Given data:
::::::

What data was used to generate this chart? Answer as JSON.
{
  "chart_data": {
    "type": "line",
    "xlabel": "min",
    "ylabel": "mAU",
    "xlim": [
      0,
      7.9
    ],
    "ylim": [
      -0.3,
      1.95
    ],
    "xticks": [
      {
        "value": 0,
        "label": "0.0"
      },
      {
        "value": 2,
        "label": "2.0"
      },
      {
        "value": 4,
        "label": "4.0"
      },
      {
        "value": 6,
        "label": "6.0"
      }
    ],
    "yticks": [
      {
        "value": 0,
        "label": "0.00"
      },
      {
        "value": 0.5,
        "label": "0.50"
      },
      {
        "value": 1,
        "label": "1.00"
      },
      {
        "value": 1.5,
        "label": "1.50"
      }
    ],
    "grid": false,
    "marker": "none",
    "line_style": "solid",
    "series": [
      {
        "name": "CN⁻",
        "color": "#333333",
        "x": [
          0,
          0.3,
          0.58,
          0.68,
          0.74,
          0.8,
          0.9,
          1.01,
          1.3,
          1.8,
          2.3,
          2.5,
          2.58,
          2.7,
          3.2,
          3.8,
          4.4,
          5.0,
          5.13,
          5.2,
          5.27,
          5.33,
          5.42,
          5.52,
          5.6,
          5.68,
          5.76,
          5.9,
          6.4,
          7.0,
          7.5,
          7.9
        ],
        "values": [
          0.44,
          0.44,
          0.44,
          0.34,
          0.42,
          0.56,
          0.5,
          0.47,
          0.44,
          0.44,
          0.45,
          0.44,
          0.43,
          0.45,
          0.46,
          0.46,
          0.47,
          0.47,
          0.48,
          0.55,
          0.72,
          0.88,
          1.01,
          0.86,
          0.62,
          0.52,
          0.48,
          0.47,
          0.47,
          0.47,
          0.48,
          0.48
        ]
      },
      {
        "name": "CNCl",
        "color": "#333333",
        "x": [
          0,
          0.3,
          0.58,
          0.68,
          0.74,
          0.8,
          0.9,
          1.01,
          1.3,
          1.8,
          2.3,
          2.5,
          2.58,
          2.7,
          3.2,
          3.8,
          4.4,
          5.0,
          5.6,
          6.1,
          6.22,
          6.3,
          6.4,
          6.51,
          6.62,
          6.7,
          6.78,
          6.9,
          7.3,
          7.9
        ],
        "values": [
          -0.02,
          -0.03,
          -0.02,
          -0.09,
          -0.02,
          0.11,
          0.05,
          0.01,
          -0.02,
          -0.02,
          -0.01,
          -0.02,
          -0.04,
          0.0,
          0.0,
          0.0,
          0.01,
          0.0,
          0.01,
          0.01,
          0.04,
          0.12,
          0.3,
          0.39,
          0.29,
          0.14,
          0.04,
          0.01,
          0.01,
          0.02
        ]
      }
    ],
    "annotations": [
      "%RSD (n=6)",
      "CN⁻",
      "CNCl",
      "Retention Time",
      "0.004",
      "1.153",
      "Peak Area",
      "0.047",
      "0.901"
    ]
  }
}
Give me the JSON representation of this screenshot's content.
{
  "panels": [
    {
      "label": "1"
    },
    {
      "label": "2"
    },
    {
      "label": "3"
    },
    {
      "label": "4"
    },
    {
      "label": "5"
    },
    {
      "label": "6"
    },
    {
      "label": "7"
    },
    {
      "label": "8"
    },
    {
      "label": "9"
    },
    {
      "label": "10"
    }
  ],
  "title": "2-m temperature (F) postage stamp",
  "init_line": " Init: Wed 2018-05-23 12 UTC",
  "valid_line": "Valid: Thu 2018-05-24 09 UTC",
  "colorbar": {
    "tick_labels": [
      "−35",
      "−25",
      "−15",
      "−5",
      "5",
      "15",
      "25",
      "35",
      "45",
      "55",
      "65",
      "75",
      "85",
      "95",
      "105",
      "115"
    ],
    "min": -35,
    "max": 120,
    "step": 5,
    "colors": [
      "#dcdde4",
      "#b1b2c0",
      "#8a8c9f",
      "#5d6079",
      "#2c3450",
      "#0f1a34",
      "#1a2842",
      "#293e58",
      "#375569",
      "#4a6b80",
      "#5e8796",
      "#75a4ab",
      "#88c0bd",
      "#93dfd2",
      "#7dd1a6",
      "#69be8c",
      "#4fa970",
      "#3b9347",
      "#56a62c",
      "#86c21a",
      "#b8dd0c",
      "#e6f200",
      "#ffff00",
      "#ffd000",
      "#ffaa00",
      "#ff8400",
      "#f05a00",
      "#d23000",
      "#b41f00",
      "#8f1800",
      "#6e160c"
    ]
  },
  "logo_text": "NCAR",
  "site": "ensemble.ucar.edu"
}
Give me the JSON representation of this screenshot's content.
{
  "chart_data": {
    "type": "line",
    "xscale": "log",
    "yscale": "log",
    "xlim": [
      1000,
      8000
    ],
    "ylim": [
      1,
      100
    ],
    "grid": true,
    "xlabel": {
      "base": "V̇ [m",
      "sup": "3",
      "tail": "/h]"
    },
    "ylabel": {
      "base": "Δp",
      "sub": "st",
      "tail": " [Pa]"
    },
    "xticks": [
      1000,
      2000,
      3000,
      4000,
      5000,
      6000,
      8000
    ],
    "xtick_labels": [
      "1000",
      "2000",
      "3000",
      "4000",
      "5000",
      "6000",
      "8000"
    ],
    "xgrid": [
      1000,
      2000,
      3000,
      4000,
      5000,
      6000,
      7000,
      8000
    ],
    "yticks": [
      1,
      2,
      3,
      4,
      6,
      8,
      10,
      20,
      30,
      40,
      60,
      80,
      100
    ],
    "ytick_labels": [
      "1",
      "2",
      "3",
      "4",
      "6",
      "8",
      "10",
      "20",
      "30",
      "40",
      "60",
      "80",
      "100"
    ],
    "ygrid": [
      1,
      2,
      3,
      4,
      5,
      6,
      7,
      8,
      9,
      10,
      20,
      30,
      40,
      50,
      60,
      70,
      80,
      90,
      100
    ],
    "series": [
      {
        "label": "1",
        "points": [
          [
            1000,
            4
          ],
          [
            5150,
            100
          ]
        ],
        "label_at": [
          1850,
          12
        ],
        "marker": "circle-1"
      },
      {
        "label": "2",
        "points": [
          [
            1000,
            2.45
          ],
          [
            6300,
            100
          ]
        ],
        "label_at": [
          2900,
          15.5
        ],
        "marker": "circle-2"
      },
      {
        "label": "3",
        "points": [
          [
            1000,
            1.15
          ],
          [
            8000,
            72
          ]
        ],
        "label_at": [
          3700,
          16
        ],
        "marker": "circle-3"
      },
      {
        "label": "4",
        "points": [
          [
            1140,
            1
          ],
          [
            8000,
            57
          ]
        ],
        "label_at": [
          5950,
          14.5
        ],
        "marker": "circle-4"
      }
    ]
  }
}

::::::

Job: All entries shown above should be printed again exactly.

Full output:
What data was used to generate this chart? Answer as JSON.
{
  "chart_data": {
    "type": "line",
    "xlabel": "min",
    "ylabel": "mAU",
    "xlim": [
      0,
      7.9
    ],
    "ylim": [
      -0.3,
      1.95
    ],
    "xticks": [
      {
        "value": 0,
        "label": "0.0"
      },
      {
        "value": 2,
        "label": "2.0"
      },
      {
        "value": 4,
        "label": "4.0"
      },
      {
        "value": 6,
        "label": "6.0"
      }
    ],
    "yticks": [
      {
        "value": 0,
        "label": "0.00"
      },
      {
        "value": 0.5,
        "label": "0.50"
      },
      {
        "value": 1,
        "label": "1.00"
      },
      {
        "value": 1.5,
        "label": "1.50"
      }
    ],
    "grid": false,
    "marker": "none",
    "line_style": "solid",
    "series": [
      {
        "name": "CN⁻",
        "color": "#333333",
        "x": [
          0,
          0.3,
          0.58,
          0.68,
          0.74,
          0.8,
          0.9,
          1.01,
          1.3,
          1.8,
          2.3,
          2.5,
          2.58,
          2.7,
          3.2,
          3.8,
          4.4,
          5.0,
          5.13,
          5.2,
          5.27,
          5.33,
          5.42,
          5.52,
          5.6,
          5.68,
          5.76,
          5.9,
          6.4,
          7.0,
          7.5,
          7.9
        ],
        "values": [
          0.44,
          0.44,
          0.44,
          0.34,
          0.42,
          0.56,
          0.5,
          0.47,
          0.44,
          0.44,
          0.45,
          0.44,
          0.43,
          0.45,
          0.46,
          0.46,
          0.47,
          0.47,
          0.48,
          0.55,
          0.72,
          0.88,
          1.01,
          0.86,
          0.62,
          0.52,
          0.48,
          0.47,
          0.47,
          0.47,
          0.48,
          0.48
        ]
      },
      {
        "name": "CNCl",
        "color": "#333333",
        "x": [
          0,
          0.3,
          0.58,
          0.68,
          0.74,
          0.8,
          0.9,
          1.01,
          1.3,
          1.8,
          2.3,
          2.5,
          2.58,
          2.7,
          3.2,
          3.8,
          4.4,
          5.0,
          5.6,
          6.1,
          6.22,
          6.3,
          6.4,
          6.51,
          6.62,
          6.7,
          6.78,
          6.9,
          7.3,
          7.9
        ],
        "values": [
          -0.02,
          -0.03,
          -0.02,
          -0.09,
          -0.02,
          0.11,
          0.05,
          0.01,
          -0.02,
          -0.02,
          -0.01,
          -0.02,
          -0.04,
          0.0,
          0.0,
          0.0,
          0.01,
          0.0,
          0.01,
          0.01,
          0.04,
          0.12,
          0.3,
          0.39,
          0.29,
          0.14,
          0.04,
          0.01,
          0.01,
          0.02
        ]
      }
    ],
    "annotations": [
      "%RSD (n=6)",
      "CN⁻",
      "CNCl",
      "Retention Time",
      "0.004",
      "1.153",
      "Peak Area",
      "0.047",
      "0.901"
    ]
  }
}
Give me the JSON representation of this screenshot's content.
{
  "panels": [
    {
      "label": "1"
    },
    {
      "label": "2"
    },
    {
      "label": "3"
    },
    {
      "label": "4"
    },
    {
      "label": "5"
    },
    {
      "label": "6"
    },
    {
      "label": "7"
    },
    {
      "label": "8"
    },
    {
      "label": "9"
    },
    {
      "label": "10"
    }
  ],
  "title": "2-m temperature (F) postage stamp",
  "init_line": " Init: Wed 2018-05-23 12 UTC",
  "valid_line": "Valid: Thu 2018-05-24 09 UTC",
  "colorbar": {
    "tick_labels": [
      "−35",
      "−25",
      "−15",
      "−5",
      "5",
      "15",
      "25",
      "35",
      "45",
      "55",
      "65",
      "75",
      "85",
      "95",
      "105",
      "115"
    ],
    "min": -35,
    "max": 120,
    "step": 5,
    "colors": [
      "#dcdde4",
      "#b1b2c0",
      "#8a8c9f",
      "#5d6079",
      "#2c3450",
      "#0f1a34",
      "#1a2842",
      "#293e58",
      "#375569",
      "#4a6b80",
      "#5e8796",
      "#75a4ab",
      "#88c0bd",
      "#93dfd2",
      "#7dd1a6",
      "#69be8c",
      "#4fa970",
      "#3b9347",
      "#56a62c",
      "#86c21a",
      "#b8dd0c",
      "#e6f200",
      "#ffff00",
      "#ffd000",
      "#ffaa00",
      "#ff8400",
      "#f05a00",
      "#d23000",
      "#b41f00",
      "#8f1800",
      "#6e160c"
    ]
  },
  "logo_text": "NCAR",
  "site": "ensemble.ucar.edu"
}
Give me the JSON representation of this screenshot's content.
{
  "chart_data": {
    "type": "line",
    "xscale": "log",
    "yscale": "log",
    "xlim": [
      1000,
      8000
    ],
    "ylim": [
      1,
      100
    ],
    "grid": true,
    "xlabel": {
      "base": "V̇ [m",
      "sup": "3",
      "tail": "/h]"
    },
    "ylabel": {
      "base": "Δp",
      "sub": "st",
      "tail": " [Pa]"
    },
    "xticks": [
      1000,
      2000,
      3000,
      4000,
      5000,
      6000,
      8000
    ],
    "xtick_labels": [
      "1000",
      "2000",
      "3000",
      "4000",
      "5000",
      "6000",
      "8000"
    ],
    "xgrid": [
      1000,
      2000,
      3000,
      4000,
      5000,
      6000,
      7000,
      8000
    ],
    "yticks": [
      1,
      2,
      3,
      4,
      6,
      8,
      10,
      20,
      30,
      40,
      60,
      80,
      100
    ],
    "ytick_labels": [
      "1",
      "2",
      "3",
      "4",
      "6",
      "8",
      "10",
      "20",
      "30",
      "40",
      "60",
      "80",
      "100"
    ],
    "ygrid": [
      1,
      2,
      3,
      4,
      5,
      6,
      7,
      8,
      9,
      10,
      20,
      30,
      40,
      50,
      60,
      70,
      80,
      90,
      100
    ],
    "series": [
      {
        "label": "1",
        "points": [
          [
            1000,
            4
          ],
          [
            5150,
            100
          ]
        ],
        "label_at": [
          1850,
          12
        ],
        "marker": "circle-1"
      },
      {
        "label": "2",
        "points": [
          [
            1000,
            2.45
          ],
          [
            6300,
            100
          ]
        ],
        "label_at": [
          2900,
          15.5
        ],
        "marker": "circle-2"
      },
      {
        "label": "3",
        "points": [
          [
            1000,
            1.15
          ],
          [
            8000,
            72
          ]
        ],
        "label_at": [
          3700,
          16
        ],
        "marker": "circle-3"
      },
      {
        "label": "4",
        "points": [
          [
            1140,
            1
          ],
          [
            8000,
            57
          ]
        ],
        "label_at": [
          5950,
          14.5
        ],
        "marker": "circle-4"
      }
    ]
  }
}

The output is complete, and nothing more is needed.